== Data rows ==
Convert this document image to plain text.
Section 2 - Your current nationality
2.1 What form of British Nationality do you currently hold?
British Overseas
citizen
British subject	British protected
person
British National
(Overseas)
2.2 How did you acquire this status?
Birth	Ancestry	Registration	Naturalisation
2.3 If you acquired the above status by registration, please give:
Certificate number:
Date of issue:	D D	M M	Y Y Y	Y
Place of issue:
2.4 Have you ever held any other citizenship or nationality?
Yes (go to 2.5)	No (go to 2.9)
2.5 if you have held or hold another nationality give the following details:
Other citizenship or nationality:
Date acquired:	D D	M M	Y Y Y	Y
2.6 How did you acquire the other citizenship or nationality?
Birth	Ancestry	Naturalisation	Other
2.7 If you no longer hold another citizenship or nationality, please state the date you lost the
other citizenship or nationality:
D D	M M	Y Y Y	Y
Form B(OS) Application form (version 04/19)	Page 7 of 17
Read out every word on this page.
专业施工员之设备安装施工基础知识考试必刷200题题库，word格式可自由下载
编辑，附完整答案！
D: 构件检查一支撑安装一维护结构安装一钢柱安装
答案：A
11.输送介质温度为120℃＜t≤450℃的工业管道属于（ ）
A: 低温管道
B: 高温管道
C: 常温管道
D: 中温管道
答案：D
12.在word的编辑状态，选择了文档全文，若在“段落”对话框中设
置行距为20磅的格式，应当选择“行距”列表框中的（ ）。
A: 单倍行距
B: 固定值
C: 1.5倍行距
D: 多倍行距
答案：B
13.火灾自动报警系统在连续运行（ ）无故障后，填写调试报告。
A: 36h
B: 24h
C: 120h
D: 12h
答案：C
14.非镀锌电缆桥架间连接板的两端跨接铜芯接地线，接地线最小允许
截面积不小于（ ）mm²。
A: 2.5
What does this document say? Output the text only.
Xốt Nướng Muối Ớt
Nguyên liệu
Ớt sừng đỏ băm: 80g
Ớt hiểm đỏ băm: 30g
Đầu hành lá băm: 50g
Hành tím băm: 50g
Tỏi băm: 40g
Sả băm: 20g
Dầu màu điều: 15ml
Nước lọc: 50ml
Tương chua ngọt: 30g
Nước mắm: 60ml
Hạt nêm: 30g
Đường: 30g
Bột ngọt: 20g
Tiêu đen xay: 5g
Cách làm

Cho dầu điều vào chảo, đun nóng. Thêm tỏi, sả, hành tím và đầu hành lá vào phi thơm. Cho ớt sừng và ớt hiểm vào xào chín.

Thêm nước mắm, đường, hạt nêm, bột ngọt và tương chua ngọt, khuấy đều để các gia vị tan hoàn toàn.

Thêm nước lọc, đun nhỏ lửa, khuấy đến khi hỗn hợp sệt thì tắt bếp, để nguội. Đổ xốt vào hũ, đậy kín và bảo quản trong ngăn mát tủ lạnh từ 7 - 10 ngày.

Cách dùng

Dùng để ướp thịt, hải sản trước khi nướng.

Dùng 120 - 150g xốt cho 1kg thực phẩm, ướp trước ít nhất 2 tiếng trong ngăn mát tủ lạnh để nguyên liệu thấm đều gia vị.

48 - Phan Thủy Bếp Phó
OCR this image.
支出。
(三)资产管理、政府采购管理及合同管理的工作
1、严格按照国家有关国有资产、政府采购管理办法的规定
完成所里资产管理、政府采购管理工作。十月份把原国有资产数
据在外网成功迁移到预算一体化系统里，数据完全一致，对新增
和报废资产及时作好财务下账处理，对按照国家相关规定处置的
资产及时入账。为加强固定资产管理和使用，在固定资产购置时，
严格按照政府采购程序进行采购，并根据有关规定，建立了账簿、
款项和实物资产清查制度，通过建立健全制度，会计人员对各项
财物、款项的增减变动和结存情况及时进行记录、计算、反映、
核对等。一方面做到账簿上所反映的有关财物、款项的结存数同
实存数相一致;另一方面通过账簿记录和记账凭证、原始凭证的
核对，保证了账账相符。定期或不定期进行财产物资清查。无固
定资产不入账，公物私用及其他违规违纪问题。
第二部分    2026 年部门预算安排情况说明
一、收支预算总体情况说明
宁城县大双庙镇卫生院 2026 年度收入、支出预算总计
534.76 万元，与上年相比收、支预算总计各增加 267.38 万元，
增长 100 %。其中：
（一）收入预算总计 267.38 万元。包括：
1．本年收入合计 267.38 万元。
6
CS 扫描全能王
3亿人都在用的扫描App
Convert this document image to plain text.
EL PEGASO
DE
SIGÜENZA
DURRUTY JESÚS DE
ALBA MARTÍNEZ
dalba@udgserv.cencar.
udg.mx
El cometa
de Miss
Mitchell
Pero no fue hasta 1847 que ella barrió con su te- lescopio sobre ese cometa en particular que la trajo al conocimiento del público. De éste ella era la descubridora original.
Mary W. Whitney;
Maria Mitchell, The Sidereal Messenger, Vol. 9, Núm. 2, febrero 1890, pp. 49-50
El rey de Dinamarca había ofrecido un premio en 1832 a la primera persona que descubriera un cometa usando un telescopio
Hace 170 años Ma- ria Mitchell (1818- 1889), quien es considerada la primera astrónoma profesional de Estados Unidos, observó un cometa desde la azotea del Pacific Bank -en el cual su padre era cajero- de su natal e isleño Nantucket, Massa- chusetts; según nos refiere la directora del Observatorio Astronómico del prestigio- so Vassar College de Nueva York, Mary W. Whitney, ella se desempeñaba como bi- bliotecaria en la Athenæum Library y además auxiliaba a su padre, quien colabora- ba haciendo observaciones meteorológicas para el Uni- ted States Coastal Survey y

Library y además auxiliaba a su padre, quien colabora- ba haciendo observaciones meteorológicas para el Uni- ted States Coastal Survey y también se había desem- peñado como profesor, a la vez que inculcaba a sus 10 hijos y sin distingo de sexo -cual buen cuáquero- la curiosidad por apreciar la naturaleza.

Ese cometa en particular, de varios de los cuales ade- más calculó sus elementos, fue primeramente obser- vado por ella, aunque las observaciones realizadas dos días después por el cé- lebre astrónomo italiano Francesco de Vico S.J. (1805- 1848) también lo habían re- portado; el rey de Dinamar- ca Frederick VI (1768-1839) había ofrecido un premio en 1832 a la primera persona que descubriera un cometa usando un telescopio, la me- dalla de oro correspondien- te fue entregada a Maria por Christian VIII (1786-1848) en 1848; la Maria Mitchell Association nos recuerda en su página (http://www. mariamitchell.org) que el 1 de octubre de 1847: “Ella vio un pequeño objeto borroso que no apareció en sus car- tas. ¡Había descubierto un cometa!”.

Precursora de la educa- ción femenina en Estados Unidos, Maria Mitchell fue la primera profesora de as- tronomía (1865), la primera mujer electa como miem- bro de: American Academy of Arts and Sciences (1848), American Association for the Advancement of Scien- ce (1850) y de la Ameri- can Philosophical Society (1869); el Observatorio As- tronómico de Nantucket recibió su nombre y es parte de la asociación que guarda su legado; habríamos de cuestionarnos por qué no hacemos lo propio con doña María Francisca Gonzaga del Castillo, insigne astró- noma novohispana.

== Given task ==
Type out the material again exactly as presented.

== Output for this task ==
Convert this document image to plain text.
Section 2 - Your current nationality
2.1 What form of British Nationality do you currently hold?
British Overseas
citizen
British subject	British protected
person
British National
(Overseas)
2.2 How did you acquire this status?
Birth	Ancestry	Registration	Naturalisation
2.3 If you acquired the above status by registration, please give:
Certificate number:
Date of issue:	D D	M M	Y Y Y	Y
Place of issue:
2.4 Have you ever held any other citizenship or nationality?
Yes (go to 2.5)	No (go to 2.9)
2.5 if you have held or hold another nationality give the following details:
Other citizenship or nationality:
Date acquired:	D D	M M	Y Y Y	Y
2.6 How did you acquire the other citizenship or nationality?
Birth	Ancestry	Naturalisation	Other
2.7 If you no longer hold another citizenship or nationality, please state the date you lost the
other citizenship or nationality:
D D	M M	Y Y Y	Y
Form B(OS) Application form (version 04/19)	Page 7 of 17
Read out every word on this page.
专业施工员之设备安装施工基础知识考试必刷200题题库，word格式可自由下载
编辑，附完整答案！
D: 构件检查一支撑安装一维护结构安装一钢柱安装
答案：A
11.输送介质温度为120℃＜t≤450℃的工业管道属于（ ）
A: 低温管道
B: 高温管道
C: 常温管道
D: 中温管道
答案：D
12.在word的编辑状态，选择了文档全文，若在“段落”对话框中设
置行距为20磅的格式，应当选择“行距”列表框中的（ ）。
A: 单倍行距
B: 固定值
C: 1.5倍行距
D: 多倍行距
答案：B
13.火灾自动报警系统在连续运行（ ）无故障后，填写调试报告。
A: 36h
B: 24h
C: 120h
D: 12h
答案：C
14.非镀锌电缆桥架间连接板的两端跨接铜芯接地线，接地线最小允许
截面积不小于（ ）mm²。
A: 2.5
What does this document say? Output the text only.
Xốt Nướng Muối Ớt
Nguyên liệu
Ớt sừng đỏ băm: 80g
Ớt hiểm đỏ băm: 30g
Đầu hành lá băm: 50g
Hành tím băm: 50g
Tỏi băm: 40g
Sả băm: 20g
Dầu màu điều: 15ml
Nước lọc: 50ml
Tương chua ngọt: 30g
Nước mắm: 60ml
Hạt nêm: 30g
Đường: 30g
Bột ngọt: 20g
Tiêu đen xay: 5g
Cách làm

Cho dầu điều vào chảo, đun nóng. Thêm tỏi, sả, hành tím và đầu hành lá vào phi thơm. Cho ớt sừng và ớt hiểm vào xào chín.

Thêm nước mắm, đường, hạt nêm, bột ngọt và tương chua ngọt, khuấy đều để các gia vị tan hoàn toàn.

Thêm nước lọc, đun nhỏ lửa, khuấy đến khi hỗn hợp sệt thì tắt bếp, để nguội. Đổ xốt vào hũ, đậy kín và bảo quản trong ngăn mát tủ lạnh từ 7 - 10 ngày.

Cách dùng

Dùng để ướp thịt, hải sản trước khi nướng.

Dùng 120 - 150g xốt cho 1kg thực phẩm, ướp trước ít nhất 2 tiếng trong ngăn mát tủ lạnh để nguyên liệu thấm đều gia vị.

48 - Phan Thủy Bếp Phó
OCR this image.
支出。
(三)资产管理、政府采购管理及合同管理的工作
1、严格按照国家有关国有资产、政府采购管理办法的规定
完成所里资产管理、政府采购管理工作。十月份把原国有资产数
据在外网成功迁移到预算一体化系统里，数据完全一致，对新增
和报废资产及时作好财务下账处理，对按照国家相关规定处置的
资产及时入账。为加强固定资产管理和使用，在固定资产购置时，
严格按照政府采购程序进行采购，并根据有关规定，建立了账簿、
款项和实物资产清查制度，通过建立健全制度，会计人员对各项
财物、款项的增减变动和结存情况及时进行记录、计算、反映、
核对等。一方面做到账簿上所反映的有关财物、款项的结存数同
实存数相一致;另一方面通过账簿记录和记账凭证、原始凭证的
核对，保证了账账相符。定期或不定期进行财产物资清查。无固
定资产不入账，公物私用及其他违规违纪问题。
第二部分    2026 年部门预算安排情况说明
一、收支预算总体情况说明
宁城县大双庙镇卫生院 2026 年度收入、支出预算总计
534.76 万元，与上年相比收、支预算总计各增加 267.38 万元，
增长 100 %。其中：
（一）收入预算总计 267.38 万元。包括：
1．本年收入合计 267.38 万元。
6
CS 扫描全能王
3亿人都在用的扫描App
Convert this document image to plain text.
EL PEGASO
DE
SIGÜENZA
DURRUTY JESÚS DE
ALBA MARTÍNEZ
dalba@udgserv.cencar.
udg.mx
El cometa
de Miss
Mitchell
Pero no fue hasta 1847 que ella barrió con su te- lescopio sobre ese cometa en particular que la trajo al conocimiento del público. De éste ella era la descubridora original.
Mary W. Whitney;
Maria Mitchell, The Sidereal Messenger, Vol. 9, Núm. 2, febrero 1890, pp. 49-50
El rey de Dinamarca había ofrecido un premio en 1832 a la primera persona que descubriera un cometa usando un telescopio
Hace 170 años Ma- ria Mitchell (1818- 1889), quien es considerada la primera astrónoma profesional de Estados Unidos, observó un cometa desde la azotea del Pacific Bank -en el cual su padre era cajero- de su natal e isleño Nantucket, Massa- chusetts; según nos refiere la directora del Observatorio Astronómico del prestigio- so Vassar College de Nueva York, Mary W. Whitney, ella se desempeñaba como bi- bliotecaria en la Athenæum Library y además auxiliaba a su padre, quien colabora- ba haciendo observaciones meteorológicas para el Uni- ted States Coastal Survey y

Library y además auxiliaba a su padre, quien colabora- ba haciendo observaciones meteorológicas para el Uni- ted States Coastal Survey y también se había desem- peñado como profesor, a la vez que inculcaba a sus 10 hijos y sin distingo de sexo -cual buen cuáquero- la curiosidad por apreciar la naturaleza.

Ese cometa en particular, de varios de los cuales ade- más calculó sus elementos, fue primeramente obser- vado por ella, aunque las observaciones realizadas dos días después por el cé- lebre astrónomo italiano Francesco de Vico S.J. (1805- 1848) también lo habían re- portado; el rey de Dinamar- ca Frederick VI (1768-1839) había ofrecido un premio en 1832 a la primera persona que descubriera un cometa usando un telescopio, la me- dalla de oro correspondien- te fue entregada a Maria por Christian VIII (1786-1848) en 1848; la Maria Mitchell Association nos recuerda en su página (http://www. mariamitchell.org) que el 1 de octubre de 1847: “Ella vio un pequeño objeto borroso que no apareció en sus car- tas. ¡Había descubierto un cometa!”.

Precursora de la educa- ción femenina en Estados Unidos, Maria Mitchell fue la primera profesora de as- tronomía (1865), la primera mujer electa como miem- bro de: American Academy of Arts and Sciences (1848), American Association for the Advancement of Scien- ce (1850) y de la Ameri- can Philosophical Society (1869); el Observatorio As- tronómico de Nantucket recibió su nombre y es parte de la asociación que guarda su legado; habríamos de cuestionarnos por qué no hacemos lo propio con doña María Francisca Gonzaga del Castillo, insigne astró- noma novohispana.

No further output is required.